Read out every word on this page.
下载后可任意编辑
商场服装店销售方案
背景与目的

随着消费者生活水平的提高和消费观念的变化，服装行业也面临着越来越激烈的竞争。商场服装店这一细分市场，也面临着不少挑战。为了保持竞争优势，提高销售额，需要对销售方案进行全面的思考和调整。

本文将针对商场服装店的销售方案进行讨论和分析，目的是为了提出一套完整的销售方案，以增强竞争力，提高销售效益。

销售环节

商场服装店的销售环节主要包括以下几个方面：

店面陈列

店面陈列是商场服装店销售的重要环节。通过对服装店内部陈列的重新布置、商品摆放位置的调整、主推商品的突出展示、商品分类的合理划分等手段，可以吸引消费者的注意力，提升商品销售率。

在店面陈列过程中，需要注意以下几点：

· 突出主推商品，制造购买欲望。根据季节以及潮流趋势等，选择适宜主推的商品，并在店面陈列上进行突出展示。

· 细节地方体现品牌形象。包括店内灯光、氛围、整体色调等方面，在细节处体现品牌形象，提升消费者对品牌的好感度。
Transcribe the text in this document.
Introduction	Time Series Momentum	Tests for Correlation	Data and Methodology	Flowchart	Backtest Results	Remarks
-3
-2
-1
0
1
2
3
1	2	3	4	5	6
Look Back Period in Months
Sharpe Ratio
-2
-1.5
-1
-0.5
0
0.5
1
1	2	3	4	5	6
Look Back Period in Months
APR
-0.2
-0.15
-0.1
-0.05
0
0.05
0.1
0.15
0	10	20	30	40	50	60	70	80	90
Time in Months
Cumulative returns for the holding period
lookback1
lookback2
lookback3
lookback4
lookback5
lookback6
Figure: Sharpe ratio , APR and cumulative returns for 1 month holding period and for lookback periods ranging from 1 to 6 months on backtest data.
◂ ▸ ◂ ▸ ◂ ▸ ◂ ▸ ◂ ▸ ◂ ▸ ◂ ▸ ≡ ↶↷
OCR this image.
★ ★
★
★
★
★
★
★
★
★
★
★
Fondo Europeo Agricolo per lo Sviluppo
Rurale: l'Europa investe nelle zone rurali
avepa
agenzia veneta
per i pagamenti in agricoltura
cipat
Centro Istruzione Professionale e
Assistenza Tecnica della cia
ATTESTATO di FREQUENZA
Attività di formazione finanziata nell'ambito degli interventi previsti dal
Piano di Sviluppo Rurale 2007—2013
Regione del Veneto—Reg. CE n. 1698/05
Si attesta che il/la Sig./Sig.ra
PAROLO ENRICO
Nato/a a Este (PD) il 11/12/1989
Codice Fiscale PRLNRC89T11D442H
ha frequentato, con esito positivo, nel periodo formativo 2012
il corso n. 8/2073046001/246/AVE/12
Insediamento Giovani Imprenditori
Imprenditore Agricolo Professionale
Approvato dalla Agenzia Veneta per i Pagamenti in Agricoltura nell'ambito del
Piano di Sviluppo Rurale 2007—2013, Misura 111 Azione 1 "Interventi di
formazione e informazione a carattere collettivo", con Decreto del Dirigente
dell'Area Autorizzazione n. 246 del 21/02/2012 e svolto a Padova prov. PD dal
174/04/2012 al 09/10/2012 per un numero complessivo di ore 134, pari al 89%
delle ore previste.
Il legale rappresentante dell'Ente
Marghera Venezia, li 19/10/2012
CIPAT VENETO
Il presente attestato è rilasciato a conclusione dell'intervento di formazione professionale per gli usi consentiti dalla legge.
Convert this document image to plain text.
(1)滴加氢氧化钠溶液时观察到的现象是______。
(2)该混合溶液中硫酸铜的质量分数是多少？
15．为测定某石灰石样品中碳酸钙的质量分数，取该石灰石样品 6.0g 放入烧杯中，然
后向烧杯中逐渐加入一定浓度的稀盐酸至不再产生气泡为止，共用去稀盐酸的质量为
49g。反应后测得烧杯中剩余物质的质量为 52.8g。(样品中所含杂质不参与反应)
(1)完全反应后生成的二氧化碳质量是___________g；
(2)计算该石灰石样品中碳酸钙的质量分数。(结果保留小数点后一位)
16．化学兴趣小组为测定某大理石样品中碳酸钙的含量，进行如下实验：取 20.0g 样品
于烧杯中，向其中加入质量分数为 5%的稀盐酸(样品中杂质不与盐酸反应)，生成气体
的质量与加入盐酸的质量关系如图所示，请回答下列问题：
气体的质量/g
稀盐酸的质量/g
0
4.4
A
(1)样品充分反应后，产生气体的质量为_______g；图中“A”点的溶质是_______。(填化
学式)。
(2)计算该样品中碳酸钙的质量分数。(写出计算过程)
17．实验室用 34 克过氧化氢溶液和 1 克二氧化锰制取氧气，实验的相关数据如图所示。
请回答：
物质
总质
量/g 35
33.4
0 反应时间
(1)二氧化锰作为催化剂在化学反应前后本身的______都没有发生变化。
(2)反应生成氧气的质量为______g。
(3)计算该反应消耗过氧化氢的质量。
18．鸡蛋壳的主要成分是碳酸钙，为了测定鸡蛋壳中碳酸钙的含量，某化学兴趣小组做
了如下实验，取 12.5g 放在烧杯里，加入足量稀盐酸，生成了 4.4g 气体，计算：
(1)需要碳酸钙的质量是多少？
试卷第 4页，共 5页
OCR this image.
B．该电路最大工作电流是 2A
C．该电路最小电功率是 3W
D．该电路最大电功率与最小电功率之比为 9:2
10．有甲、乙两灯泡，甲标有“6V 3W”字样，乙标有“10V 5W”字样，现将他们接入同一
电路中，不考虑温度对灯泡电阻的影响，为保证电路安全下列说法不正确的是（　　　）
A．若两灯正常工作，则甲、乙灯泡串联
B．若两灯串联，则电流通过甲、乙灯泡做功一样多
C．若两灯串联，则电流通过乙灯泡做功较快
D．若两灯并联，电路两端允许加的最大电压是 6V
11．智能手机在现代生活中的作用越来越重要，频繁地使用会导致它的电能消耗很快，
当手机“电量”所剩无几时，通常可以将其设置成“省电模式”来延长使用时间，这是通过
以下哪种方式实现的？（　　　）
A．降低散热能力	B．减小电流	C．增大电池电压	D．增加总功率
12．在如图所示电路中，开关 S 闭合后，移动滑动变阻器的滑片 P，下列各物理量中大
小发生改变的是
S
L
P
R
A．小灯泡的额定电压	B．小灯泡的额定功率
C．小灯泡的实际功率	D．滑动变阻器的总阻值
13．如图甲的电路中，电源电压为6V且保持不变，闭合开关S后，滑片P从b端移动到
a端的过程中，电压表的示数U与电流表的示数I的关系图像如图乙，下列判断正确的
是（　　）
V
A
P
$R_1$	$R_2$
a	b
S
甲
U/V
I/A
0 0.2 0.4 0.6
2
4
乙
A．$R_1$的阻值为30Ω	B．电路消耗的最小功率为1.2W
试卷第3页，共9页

····················

Return each line among the entries that holds the word "若两灯串联".

B．若两灯串联，则电流通过甲、乙灯泡做功一样多
C．若两灯串联，则电流通过乙灯泡做功较快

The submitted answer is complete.